:: THE TASK ::
Gather all lines with the word "legend" in them.

:: THE INPUT ::
◇ ◇ ◇

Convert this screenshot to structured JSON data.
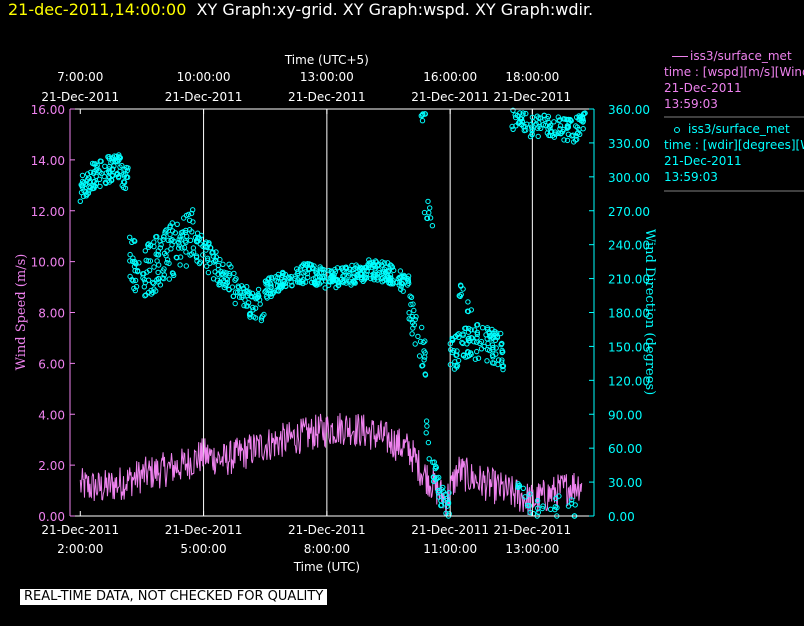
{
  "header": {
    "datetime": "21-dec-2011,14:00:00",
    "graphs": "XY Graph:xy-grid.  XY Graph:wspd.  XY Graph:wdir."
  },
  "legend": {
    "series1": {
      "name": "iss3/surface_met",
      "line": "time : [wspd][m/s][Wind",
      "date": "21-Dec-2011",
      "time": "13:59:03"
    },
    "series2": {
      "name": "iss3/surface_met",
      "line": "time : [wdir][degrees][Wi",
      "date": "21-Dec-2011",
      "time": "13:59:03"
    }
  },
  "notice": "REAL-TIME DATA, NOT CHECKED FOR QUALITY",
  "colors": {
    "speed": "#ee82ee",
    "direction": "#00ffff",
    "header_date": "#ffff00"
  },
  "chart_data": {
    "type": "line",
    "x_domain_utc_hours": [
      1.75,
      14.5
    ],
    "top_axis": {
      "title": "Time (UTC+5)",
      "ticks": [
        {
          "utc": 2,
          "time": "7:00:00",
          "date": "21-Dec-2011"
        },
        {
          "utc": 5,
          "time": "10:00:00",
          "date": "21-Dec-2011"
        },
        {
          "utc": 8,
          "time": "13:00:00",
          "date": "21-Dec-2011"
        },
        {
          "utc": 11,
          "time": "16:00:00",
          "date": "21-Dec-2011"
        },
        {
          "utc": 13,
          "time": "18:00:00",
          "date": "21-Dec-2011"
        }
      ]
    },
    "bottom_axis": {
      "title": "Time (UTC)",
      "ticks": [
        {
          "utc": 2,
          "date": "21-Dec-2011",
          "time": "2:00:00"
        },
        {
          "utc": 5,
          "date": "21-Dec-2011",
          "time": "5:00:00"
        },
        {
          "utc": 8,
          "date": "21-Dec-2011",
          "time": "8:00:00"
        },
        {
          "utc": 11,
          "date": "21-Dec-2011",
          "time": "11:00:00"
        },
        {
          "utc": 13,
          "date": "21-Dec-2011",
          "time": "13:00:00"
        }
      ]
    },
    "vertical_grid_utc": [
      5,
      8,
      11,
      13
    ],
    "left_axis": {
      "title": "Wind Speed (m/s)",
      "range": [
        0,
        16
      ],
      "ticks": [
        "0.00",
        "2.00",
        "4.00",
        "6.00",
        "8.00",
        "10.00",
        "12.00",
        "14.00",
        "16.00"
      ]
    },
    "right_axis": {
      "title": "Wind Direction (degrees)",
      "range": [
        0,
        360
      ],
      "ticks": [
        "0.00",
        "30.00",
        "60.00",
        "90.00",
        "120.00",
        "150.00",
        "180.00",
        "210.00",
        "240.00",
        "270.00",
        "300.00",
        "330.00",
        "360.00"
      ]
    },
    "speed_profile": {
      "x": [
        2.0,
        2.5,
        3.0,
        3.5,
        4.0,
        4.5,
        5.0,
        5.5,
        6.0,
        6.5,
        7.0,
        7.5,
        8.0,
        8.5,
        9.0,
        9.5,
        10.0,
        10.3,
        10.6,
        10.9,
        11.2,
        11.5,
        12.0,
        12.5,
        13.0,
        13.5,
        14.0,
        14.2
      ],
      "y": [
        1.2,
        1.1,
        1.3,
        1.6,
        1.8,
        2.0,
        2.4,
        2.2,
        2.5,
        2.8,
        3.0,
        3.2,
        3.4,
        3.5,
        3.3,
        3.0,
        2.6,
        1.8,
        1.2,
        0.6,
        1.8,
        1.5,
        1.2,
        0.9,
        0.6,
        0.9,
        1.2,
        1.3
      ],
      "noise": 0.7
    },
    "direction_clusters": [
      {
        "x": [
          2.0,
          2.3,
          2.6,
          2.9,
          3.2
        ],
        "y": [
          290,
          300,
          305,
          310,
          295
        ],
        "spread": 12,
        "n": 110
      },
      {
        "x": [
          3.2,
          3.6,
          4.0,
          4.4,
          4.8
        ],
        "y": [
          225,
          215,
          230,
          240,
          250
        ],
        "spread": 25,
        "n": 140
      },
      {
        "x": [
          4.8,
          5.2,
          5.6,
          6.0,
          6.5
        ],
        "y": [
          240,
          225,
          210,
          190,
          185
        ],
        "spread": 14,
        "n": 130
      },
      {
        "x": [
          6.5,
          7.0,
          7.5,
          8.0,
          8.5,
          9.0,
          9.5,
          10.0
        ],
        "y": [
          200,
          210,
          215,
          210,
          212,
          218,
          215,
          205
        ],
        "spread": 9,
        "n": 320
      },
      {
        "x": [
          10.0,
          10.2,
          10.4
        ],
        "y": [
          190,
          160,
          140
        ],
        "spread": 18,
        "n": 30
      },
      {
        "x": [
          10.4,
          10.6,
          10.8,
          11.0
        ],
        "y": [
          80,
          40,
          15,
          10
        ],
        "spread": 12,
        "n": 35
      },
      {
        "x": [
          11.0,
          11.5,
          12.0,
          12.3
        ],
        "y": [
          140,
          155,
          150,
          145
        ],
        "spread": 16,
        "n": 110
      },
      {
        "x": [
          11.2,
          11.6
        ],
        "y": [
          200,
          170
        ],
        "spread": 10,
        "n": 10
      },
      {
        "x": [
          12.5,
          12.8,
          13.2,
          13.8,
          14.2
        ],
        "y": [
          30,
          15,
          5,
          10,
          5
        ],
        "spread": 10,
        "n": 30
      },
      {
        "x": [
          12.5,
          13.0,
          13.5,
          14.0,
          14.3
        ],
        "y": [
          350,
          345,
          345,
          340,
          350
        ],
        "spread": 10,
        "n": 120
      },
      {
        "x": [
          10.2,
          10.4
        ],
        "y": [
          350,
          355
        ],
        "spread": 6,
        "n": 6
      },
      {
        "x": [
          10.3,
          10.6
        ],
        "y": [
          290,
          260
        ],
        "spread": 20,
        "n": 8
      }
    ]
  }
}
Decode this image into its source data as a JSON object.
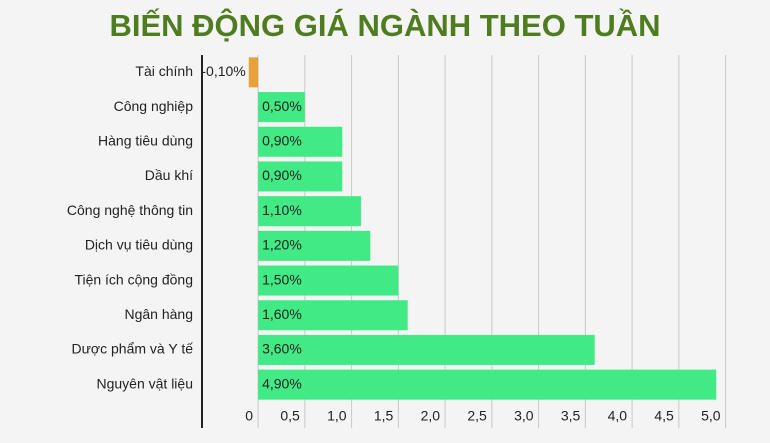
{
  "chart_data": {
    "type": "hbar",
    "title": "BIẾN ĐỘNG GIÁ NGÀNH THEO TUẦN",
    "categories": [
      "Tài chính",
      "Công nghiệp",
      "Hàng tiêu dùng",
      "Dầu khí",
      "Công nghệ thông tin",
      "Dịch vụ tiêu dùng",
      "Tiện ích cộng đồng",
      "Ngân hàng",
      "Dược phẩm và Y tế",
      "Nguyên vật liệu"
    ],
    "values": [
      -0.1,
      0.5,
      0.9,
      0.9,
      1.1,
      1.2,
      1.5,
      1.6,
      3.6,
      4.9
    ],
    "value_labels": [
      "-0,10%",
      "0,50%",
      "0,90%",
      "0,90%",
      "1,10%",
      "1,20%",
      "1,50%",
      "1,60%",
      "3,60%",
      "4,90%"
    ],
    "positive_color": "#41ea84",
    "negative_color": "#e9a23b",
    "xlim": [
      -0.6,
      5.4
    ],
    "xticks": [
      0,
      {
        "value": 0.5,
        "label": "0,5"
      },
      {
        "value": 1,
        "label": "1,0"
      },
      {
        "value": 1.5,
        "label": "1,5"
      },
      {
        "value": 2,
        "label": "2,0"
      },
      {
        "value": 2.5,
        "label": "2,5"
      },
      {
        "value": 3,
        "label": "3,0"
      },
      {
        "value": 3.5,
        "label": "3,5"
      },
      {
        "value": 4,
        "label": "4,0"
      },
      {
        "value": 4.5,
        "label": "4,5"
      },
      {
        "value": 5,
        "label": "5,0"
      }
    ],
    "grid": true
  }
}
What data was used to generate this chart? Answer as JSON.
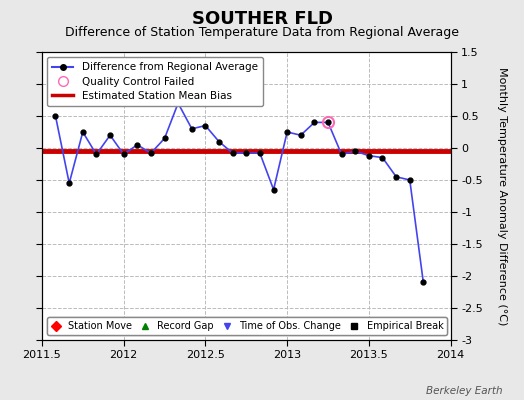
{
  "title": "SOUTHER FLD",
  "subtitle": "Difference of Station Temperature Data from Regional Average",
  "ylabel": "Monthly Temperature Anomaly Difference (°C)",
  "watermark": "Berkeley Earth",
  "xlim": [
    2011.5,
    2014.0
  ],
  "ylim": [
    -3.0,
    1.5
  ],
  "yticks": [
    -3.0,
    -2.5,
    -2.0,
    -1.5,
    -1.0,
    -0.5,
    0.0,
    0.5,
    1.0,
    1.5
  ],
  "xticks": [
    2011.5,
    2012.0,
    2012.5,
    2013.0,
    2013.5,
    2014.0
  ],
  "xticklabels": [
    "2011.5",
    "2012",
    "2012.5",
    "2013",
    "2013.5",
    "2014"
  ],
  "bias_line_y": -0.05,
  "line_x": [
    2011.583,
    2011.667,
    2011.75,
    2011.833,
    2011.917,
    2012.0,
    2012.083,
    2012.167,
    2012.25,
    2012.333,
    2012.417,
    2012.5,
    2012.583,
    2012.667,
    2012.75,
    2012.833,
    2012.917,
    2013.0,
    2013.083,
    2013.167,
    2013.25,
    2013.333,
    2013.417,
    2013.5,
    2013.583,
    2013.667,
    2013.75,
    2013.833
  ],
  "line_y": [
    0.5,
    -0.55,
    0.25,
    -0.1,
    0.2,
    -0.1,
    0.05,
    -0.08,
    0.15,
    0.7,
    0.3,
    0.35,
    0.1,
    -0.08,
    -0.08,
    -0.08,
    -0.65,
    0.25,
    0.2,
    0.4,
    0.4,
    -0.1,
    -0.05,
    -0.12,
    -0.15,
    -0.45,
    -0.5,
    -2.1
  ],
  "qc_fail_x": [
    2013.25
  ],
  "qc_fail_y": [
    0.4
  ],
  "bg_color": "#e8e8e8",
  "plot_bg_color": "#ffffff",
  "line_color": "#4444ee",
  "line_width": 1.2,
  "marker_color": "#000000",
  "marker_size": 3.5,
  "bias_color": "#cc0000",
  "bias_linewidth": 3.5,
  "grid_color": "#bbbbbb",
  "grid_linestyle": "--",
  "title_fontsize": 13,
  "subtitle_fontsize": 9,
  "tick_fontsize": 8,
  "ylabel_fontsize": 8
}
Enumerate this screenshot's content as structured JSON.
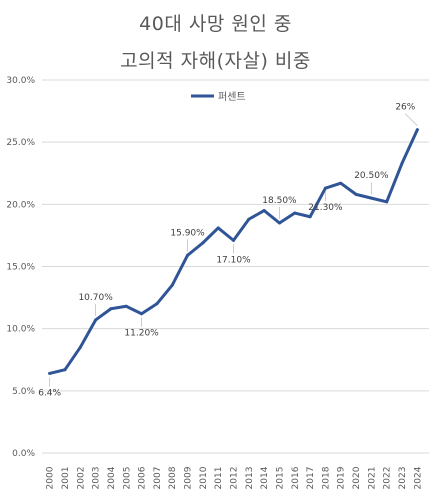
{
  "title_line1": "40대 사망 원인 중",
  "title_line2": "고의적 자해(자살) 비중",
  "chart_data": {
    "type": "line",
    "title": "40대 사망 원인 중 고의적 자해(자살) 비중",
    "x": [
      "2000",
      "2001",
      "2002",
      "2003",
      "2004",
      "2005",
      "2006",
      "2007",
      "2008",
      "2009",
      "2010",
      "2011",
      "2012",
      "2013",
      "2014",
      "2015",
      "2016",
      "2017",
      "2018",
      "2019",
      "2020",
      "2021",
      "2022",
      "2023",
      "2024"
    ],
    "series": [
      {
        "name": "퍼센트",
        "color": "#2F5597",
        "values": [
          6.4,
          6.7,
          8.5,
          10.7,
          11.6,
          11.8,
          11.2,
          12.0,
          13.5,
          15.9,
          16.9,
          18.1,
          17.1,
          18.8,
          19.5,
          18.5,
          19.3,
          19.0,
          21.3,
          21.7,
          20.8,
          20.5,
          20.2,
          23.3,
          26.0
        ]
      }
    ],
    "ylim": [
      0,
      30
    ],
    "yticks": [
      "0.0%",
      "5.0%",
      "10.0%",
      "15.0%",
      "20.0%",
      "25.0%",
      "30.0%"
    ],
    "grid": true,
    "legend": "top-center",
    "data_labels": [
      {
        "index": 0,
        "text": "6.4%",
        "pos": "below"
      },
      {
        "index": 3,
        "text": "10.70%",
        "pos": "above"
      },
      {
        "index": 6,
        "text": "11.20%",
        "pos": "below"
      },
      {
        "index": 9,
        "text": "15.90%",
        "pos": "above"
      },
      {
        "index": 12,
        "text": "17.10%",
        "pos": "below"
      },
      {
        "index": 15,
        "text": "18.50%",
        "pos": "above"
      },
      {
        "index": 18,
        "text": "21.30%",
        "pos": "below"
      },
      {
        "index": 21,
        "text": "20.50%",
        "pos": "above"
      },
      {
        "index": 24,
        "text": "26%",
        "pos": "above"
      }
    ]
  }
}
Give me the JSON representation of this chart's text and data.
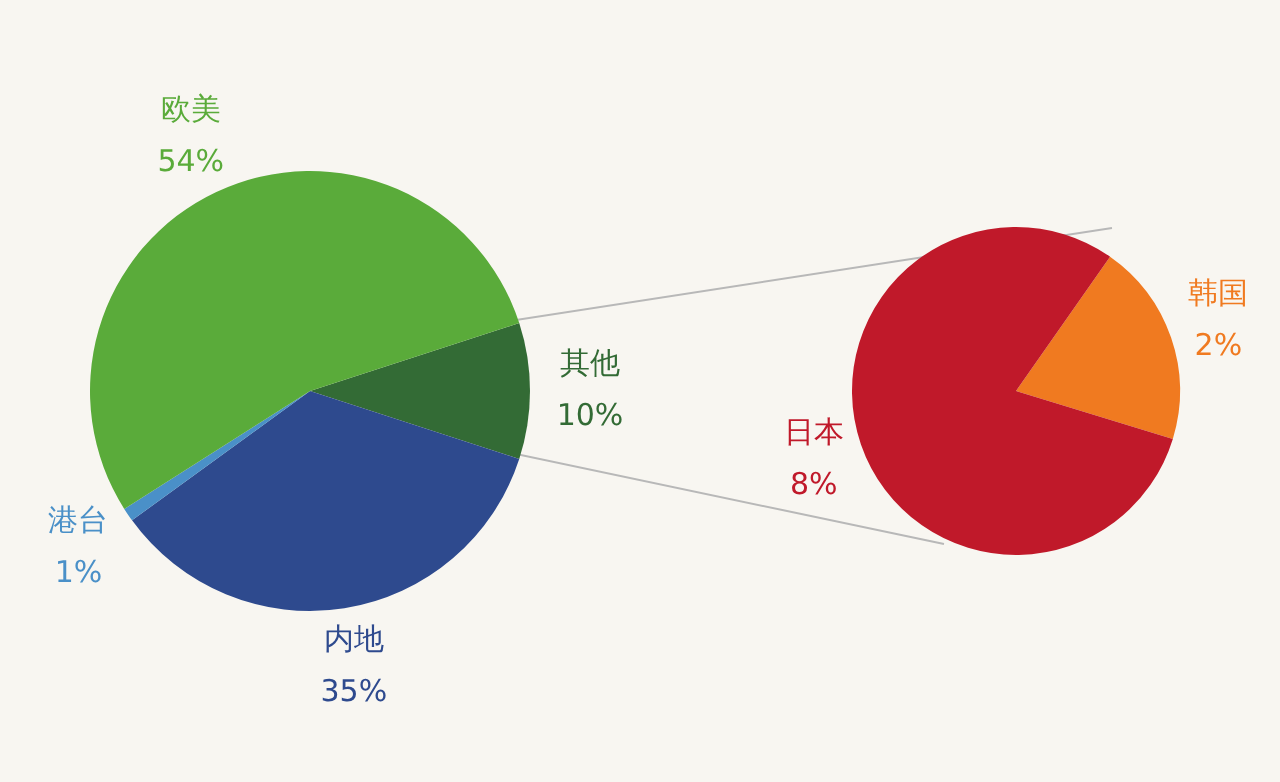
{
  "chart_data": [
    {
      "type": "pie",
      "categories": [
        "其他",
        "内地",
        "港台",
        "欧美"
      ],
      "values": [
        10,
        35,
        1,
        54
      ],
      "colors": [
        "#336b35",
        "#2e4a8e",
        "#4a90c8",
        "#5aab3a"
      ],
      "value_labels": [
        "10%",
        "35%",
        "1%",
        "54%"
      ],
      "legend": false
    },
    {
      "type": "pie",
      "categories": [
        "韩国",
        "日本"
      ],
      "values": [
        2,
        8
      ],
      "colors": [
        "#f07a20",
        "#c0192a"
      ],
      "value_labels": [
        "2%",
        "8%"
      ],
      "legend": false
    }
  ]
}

◇ ◇ ◇

:: FULL OUTPUT ::
  "legend": {
    "legend": "top-center",
      "legend": false
      "legend": false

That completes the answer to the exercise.